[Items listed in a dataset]
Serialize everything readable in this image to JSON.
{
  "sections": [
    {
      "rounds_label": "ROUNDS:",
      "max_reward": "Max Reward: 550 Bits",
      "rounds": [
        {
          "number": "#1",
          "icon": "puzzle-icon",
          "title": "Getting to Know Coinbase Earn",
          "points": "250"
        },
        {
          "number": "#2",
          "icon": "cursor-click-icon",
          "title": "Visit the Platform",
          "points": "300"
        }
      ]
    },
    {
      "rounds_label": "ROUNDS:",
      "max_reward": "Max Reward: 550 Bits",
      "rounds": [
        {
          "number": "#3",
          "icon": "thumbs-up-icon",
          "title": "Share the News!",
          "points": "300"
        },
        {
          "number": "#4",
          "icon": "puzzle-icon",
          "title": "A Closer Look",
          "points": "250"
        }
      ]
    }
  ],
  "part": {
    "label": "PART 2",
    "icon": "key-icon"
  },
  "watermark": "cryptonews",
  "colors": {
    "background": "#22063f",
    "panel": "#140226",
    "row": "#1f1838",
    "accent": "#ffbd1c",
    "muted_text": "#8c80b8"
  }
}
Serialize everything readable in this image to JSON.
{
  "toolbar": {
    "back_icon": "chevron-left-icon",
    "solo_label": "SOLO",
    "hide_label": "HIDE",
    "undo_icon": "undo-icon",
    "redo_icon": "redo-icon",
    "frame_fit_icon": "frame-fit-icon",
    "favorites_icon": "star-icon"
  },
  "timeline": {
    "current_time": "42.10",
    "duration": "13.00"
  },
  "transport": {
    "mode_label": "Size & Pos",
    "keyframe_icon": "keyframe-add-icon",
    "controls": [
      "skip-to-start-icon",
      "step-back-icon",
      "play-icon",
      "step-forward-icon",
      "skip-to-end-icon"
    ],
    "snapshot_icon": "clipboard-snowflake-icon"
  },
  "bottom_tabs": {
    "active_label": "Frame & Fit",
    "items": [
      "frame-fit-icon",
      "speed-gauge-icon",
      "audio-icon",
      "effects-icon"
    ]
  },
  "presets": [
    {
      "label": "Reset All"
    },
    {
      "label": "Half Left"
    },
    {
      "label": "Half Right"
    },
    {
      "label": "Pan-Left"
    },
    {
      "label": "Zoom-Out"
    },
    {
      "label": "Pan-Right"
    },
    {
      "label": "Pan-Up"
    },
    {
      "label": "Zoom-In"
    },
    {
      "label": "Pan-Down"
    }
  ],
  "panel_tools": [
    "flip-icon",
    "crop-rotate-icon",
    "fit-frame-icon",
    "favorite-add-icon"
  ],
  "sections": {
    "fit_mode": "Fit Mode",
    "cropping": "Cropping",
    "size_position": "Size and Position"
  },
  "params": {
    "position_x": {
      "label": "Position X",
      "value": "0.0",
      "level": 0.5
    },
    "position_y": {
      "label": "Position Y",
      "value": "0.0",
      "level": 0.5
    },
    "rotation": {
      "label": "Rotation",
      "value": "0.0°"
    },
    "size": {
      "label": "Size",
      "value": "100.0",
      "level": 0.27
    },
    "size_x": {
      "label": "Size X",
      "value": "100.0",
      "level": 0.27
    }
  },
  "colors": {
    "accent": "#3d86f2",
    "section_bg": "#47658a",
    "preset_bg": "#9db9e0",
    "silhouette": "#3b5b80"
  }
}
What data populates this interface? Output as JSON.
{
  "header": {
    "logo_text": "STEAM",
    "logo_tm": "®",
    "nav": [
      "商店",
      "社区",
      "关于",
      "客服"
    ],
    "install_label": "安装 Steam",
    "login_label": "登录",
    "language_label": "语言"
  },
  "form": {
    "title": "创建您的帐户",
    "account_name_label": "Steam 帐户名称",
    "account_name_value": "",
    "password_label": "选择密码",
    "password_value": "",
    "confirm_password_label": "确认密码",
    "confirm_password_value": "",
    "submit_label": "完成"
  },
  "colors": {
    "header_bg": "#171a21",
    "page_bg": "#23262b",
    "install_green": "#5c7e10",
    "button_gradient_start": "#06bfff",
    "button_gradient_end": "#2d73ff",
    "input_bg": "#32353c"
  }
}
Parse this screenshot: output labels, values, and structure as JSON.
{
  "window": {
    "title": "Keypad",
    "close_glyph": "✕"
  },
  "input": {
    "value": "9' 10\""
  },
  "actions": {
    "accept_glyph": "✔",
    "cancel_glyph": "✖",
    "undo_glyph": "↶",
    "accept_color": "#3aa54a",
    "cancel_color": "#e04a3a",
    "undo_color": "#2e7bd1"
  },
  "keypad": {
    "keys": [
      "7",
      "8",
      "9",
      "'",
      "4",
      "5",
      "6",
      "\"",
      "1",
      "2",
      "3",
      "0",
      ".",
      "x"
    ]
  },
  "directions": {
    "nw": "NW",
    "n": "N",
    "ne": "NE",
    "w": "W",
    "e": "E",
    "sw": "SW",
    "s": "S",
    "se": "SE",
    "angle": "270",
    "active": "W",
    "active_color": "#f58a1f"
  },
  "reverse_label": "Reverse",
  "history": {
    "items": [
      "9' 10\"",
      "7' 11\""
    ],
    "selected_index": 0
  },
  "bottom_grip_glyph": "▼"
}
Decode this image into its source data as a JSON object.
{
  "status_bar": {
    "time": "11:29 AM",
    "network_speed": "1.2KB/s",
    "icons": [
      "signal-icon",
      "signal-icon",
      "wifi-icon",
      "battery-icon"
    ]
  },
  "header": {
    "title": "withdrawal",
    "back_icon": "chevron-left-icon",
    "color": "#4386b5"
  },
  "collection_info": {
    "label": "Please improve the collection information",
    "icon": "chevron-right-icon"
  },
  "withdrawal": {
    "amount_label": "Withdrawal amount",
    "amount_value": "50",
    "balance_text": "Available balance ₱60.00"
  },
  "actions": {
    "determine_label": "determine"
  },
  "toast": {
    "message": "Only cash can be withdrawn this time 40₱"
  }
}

[Work required]
Reproduce the records above exactly.

[Complete output]
Serialize everything readable in this image to JSON.
{
  "sections": [
    {
      "rounds_label": "ROUNDS:",
      "max_reward": "Max Reward: 550 Bits",
      "rounds": [
        {
          "number": "#1",
          "icon": "puzzle-icon",
          "title": "Getting to Know Coinbase Earn",
          "points": "250"
        },
        {
          "number": "#2",
          "icon": "cursor-click-icon",
          "title": "Visit the Platform",
          "points": "300"
        }
      ]
    },
    {
      "rounds_label": "ROUNDS:",
      "max_reward": "Max Reward: 550 Bits",
      "rounds": [
        {
          "number": "#3",
          "icon": "thumbs-up-icon",
          "title": "Share the News!",
          "points": "300"
        },
        {
          "number": "#4",
          "icon": "puzzle-icon",
          "title": "A Closer Look",
          "points": "250"
        }
      ]
    }
  ],
  "part": {
    "label": "PART 2",
    "icon": "key-icon"
  },
  "watermark": "cryptonews",
  "colors": {
    "background": "#22063f",
    "panel": "#140226",
    "row": "#1f1838",
    "accent": "#ffbd1c",
    "muted_text": "#8c80b8"
  }
}
Serialize everything readable in this image to JSON.
{
  "toolbar": {
    "back_icon": "chevron-left-icon",
    "solo_label": "SOLO",
    "hide_label": "HIDE",
    "undo_icon": "undo-icon",
    "redo_icon": "redo-icon",
    "frame_fit_icon": "frame-fit-icon",
    "favorites_icon": "star-icon"
  },
  "timeline": {
    "current_time": "42.10",
    "duration": "13.00"
  },
  "transport": {
    "mode_label": "Size & Pos",
    "keyframe_icon": "keyframe-add-icon",
    "controls": [
      "skip-to-start-icon",
      "step-back-icon",
      "play-icon",
      "step-forward-icon",
      "skip-to-end-icon"
    ],
    "snapshot_icon": "clipboard-snowflake-icon"
  },
  "bottom_tabs": {
    "active_label": "Frame & Fit",
    "items": [
      "frame-fit-icon",
      "speed-gauge-icon",
      "audio-icon",
      "effects-icon"
    ]
  },
  "presets": [
    {
      "label": "Reset All"
    },
    {
      "label": "Half Left"
    },
    {
      "label": "Half Right"
    },
    {
      "label": "Pan-Left"
    },
    {
      "label": "Zoom-Out"
    },
    {
      "label": "Pan-Right"
    },
    {
      "label": "Pan-Up"
    },
    {
      "label": "Zoom-In"
    },
    {
      "label": "Pan-Down"
    }
  ],
  "panel_tools": [
    "flip-icon",
    "crop-rotate-icon",
    "fit-frame-icon",
    "favorite-add-icon"
  ],
  "sections": {
    "fit_mode": "Fit Mode",
    "cropping": "Cropping",
    "size_position": "Size and Position"
  },
  "params": {
    "position_x": {
      "label": "Position X",
      "value": "0.0",
      "level": 0.5
    },
    "position_y": {
      "label": "Position Y",
      "value": "0.0",
      "level": 0.5
    },
    "rotation": {
      "label": "Rotation",
      "value": "0.0°"
    },
    "size": {
      "label": "Size",
      "value": "100.0",
      "level": 0.27
    },
    "size_x": {
      "label": "Size X",
      "value": "100.0",
      "level": 0.27
    }
  },
  "colors": {
    "accent": "#3d86f2",
    "section_bg": "#47658a",
    "preset_bg": "#9db9e0",
    "silhouette": "#3b5b80"
  }
}
What data populates this interface? Output as JSON.
{
  "header": {
    "logo_text": "STEAM",
    "logo_tm": "®",
    "nav": [
      "商店",
      "社区",
      "关于",
      "客服"
    ],
    "install_label": "安装 Steam",
    "login_label": "登录",
    "language_label": "语言"
  },
  "form": {
    "title": "创建您的帐户",
    "account_name_label": "Steam 帐户名称",
    "account_name_value": "",
    "password_label": "选择密码",
    "password_value": "",
    "confirm_password_label": "确认密码",
    "confirm_password_value": "",
    "submit_label": "完成"
  },
  "colors": {
    "header_bg": "#171a21",
    "page_bg": "#23262b",
    "install_green": "#5c7e10",
    "button_gradient_start": "#06bfff",
    "button_gradient_end": "#2d73ff",
    "input_bg": "#32353c"
  }
}
Parse this screenshot: output labels, values, and structure as JSON.
{
  "window": {
    "title": "Keypad",
    "close_glyph": "✕"
  },
  "input": {
    "value": "9' 10\""
  },
  "actions": {
    "accept_glyph": "✔",
    "cancel_glyph": "✖",
    "undo_glyph": "↶",
    "accept_color": "#3aa54a",
    "cancel_color": "#e04a3a",
    "undo_color": "#2e7bd1"
  },
  "keypad": {
    "keys": [
      "7",
      "8",
      "9",
      "'",
      "4",
      "5",
      "6",
      "\"",
      "1",
      "2",
      "3",
      "0",
      ".",
      "x"
    ]
  },
  "directions": {
    "nw": "NW",
    "n": "N",
    "ne": "NE",
    "w": "W",
    "e": "E",
    "sw": "SW",
    "s": "S",
    "se": "SE",
    "angle": "270",
    "active": "W",
    "active_color": "#f58a1f"
  },
  "reverse_label": "Reverse",
  "history": {
    "items": [
      "9' 10\"",
      "7' 11\""
    ],
    "selected_index": 0
  },
  "bottom_grip_glyph": "▼"
}
Decode this image into its source data as a JSON object.
{
  "status_bar": {
    "time": "11:29 AM",
    "network_speed": "1.2KB/s",
    "icons": [
      "signal-icon",
      "signal-icon",
      "wifi-icon",
      "battery-icon"
    ]
  },
  "header": {
    "title": "withdrawal",
    "back_icon": "chevron-left-icon",
    "color": "#4386b5"
  },
  "collection_info": {
    "label": "Please improve the collection information",
    "icon": "chevron-right-icon"
  },
  "withdrawal": {
    "amount_label": "Withdrawal amount",
    "amount_value": "50",
    "balance_text": "Available balance ₱60.00"
  },
  "actions": {
    "determine_label": "determine"
  },
  "toast": {
    "message": "Only cash can be withdrawn this time 40₱"
  }
}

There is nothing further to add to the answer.